Search the data for the word "螺钉联接". Reproduce every line where it is found.

**WORKING DATA:**

---

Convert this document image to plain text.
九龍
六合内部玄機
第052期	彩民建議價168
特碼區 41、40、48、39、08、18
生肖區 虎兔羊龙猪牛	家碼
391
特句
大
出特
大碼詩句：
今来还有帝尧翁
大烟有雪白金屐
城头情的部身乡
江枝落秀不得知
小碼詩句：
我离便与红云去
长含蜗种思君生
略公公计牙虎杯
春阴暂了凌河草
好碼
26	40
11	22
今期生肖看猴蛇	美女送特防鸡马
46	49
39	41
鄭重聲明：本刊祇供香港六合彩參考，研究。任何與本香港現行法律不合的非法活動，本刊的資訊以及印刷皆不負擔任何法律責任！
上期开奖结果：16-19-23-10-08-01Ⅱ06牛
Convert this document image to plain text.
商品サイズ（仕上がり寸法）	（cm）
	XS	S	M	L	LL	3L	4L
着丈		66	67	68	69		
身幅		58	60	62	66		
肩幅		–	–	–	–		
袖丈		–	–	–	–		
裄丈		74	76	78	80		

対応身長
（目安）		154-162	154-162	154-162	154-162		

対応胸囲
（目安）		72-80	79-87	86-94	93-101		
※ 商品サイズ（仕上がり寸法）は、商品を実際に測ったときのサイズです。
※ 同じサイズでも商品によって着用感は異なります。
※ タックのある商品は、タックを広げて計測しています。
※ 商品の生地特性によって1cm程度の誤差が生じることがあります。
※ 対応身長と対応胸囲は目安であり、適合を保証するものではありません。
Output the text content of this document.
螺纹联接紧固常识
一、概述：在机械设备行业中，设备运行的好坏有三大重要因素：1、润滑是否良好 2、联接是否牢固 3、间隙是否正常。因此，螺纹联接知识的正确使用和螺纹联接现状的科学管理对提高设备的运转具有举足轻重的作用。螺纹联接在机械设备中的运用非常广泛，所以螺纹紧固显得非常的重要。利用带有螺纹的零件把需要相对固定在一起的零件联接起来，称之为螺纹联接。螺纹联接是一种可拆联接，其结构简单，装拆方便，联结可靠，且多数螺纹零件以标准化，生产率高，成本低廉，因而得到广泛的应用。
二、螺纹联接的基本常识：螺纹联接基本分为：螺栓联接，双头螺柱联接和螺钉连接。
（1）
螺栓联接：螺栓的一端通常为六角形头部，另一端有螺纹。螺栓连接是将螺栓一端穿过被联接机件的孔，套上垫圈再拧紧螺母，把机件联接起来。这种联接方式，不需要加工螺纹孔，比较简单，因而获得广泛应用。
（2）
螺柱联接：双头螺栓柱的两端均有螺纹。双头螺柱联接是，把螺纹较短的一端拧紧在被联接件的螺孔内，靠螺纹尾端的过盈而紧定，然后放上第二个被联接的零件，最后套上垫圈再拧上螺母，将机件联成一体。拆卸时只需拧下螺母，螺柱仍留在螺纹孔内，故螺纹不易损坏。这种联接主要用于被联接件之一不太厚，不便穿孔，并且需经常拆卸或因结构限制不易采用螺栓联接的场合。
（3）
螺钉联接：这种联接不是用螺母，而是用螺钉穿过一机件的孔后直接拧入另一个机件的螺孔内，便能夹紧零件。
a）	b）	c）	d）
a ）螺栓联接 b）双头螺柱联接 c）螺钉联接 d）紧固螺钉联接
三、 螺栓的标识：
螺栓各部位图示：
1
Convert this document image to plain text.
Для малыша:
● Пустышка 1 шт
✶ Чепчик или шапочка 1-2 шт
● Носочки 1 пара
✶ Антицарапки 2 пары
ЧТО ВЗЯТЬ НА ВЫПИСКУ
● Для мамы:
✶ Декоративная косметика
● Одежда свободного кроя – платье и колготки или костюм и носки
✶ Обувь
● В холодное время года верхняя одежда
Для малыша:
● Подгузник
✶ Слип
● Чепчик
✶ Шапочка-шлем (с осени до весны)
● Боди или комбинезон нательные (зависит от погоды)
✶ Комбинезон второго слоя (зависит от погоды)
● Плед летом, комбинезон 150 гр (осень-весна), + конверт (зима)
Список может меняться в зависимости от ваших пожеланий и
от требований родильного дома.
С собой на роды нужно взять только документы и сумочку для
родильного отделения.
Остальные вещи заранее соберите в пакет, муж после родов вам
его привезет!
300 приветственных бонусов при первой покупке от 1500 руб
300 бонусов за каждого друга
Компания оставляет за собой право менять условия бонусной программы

---

**OUTPUT:**
螺钉联接：这种联接不是用螺母，而是用螺钉穿过一机件的孔后直接拧入另一个机件的螺孔内，便能夹紧零件。
a ）螺栓联接 b）双头螺柱联接 c）螺钉联接 d）紧固螺钉联接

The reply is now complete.